start GIVEN RECORDS

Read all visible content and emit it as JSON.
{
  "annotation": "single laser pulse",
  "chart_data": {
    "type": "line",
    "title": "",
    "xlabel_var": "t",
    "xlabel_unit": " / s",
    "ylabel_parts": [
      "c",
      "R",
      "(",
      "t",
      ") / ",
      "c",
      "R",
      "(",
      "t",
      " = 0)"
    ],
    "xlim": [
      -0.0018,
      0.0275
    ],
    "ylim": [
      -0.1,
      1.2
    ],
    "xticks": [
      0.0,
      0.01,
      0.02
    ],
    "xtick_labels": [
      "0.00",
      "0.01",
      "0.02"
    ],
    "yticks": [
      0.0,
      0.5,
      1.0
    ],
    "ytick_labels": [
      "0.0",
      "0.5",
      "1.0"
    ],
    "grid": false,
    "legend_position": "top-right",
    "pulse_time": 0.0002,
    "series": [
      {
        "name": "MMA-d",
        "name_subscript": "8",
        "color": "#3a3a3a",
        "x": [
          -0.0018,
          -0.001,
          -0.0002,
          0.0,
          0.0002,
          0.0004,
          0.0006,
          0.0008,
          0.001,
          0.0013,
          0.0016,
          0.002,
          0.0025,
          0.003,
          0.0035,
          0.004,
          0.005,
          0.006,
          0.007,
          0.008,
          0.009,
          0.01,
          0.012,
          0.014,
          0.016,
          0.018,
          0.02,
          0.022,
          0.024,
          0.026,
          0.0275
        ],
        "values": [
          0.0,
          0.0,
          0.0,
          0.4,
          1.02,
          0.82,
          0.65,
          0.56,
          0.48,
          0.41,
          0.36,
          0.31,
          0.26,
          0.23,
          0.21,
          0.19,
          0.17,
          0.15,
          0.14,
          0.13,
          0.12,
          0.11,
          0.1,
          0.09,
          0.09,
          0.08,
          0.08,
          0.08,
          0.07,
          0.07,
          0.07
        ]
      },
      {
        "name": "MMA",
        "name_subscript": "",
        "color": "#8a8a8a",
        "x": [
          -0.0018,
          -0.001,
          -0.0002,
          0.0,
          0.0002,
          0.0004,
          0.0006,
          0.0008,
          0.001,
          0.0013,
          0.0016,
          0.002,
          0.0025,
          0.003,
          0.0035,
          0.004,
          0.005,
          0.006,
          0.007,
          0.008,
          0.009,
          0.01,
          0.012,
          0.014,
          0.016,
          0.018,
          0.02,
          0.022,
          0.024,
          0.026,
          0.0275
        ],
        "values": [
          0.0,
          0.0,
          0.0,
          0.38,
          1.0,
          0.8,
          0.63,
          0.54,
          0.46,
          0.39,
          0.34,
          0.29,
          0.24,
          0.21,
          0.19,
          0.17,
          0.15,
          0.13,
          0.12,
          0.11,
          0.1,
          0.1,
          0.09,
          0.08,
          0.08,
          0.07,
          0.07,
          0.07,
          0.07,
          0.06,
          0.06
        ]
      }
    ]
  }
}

end GIVEN RECORDS

TASK TO COMPLETE:
The data above must be returned in full, exactly as written.

EXPECTED ANSWER:
Read all visible content and emit it as JSON.
{
  "annotation": "single laser pulse",
  "chart_data": {
    "type": "line",
    "title": "",
    "xlabel_var": "t",
    "xlabel_unit": " / s",
    "ylabel_parts": [
      "c",
      "R",
      "(",
      "t",
      ") / ",
      "c",
      "R",
      "(",
      "t",
      " = 0)"
    ],
    "xlim": [
      -0.0018,
      0.0275
    ],
    "ylim": [
      -0.1,
      1.2
    ],
    "xticks": [
      0.0,
      0.01,
      0.02
    ],
    "xtick_labels": [
      "0.00",
      "0.01",
      "0.02"
    ],
    "yticks": [
      0.0,
      0.5,
      1.0
    ],
    "ytick_labels": [
      "0.0",
      "0.5",
      "1.0"
    ],
    "grid": false,
    "legend_position": "top-right",
    "pulse_time": 0.0002,
    "series": [
      {
        "name": "MMA-d",
        "name_subscript": "8",
        "color": "#3a3a3a",
        "x": [
          -0.0018,
          -0.001,
          -0.0002,
          0.0,
          0.0002,
          0.0004,
          0.0006,
          0.0008,
          0.001,
          0.0013,
          0.0016,
          0.002,
          0.0025,
          0.003,
          0.0035,
          0.004,
          0.005,
          0.006,
          0.007,
          0.008,
          0.009,
          0.01,
          0.012,
          0.014,
          0.016,
          0.018,
          0.02,
          0.022,
          0.024,
          0.026,
          0.0275
        ],
        "values": [
          0.0,
          0.0,
          0.0,
          0.4,
          1.02,
          0.82,
          0.65,
          0.56,
          0.48,
          0.41,
          0.36,
          0.31,
          0.26,
          0.23,
          0.21,
          0.19,
          0.17,
          0.15,
          0.14,
          0.13,
          0.12,
          0.11,
          0.1,
          0.09,
          0.09,
          0.08,
          0.08,
          0.08,
          0.07,
          0.07,
          0.07
        ]
      },
      {
        "name": "MMA",
        "name_subscript": "",
        "color": "#8a8a8a",
        "x": [
          -0.0018,
          -0.001,
          -0.0002,
          0.0,
          0.0002,
          0.0004,
          0.0006,
          0.0008,
          0.001,
          0.0013,
          0.0016,
          0.002,
          0.0025,
          0.003,
          0.0035,
          0.004,
          0.005,
          0.006,
          0.007,
          0.008,
          0.009,
          0.01,
          0.012,
          0.014,
          0.016,
          0.018,
          0.02,
          0.022,
          0.024,
          0.026,
          0.0275
        ],
        "values": [
          0.0,
          0.0,
          0.0,
          0.38,
          1.0,
          0.8,
          0.63,
          0.54,
          0.46,
          0.39,
          0.34,
          0.29,
          0.24,
          0.21,
          0.19,
          0.17,
          0.15,
          0.13,
          0.12,
          0.11,
          0.1,
          0.1,
          0.09,
          0.08,
          0.08,
          0.07,
          0.07,
          0.07,
          0.07,
          0.06,
          0.06
        ]
      }
    ]
  }
}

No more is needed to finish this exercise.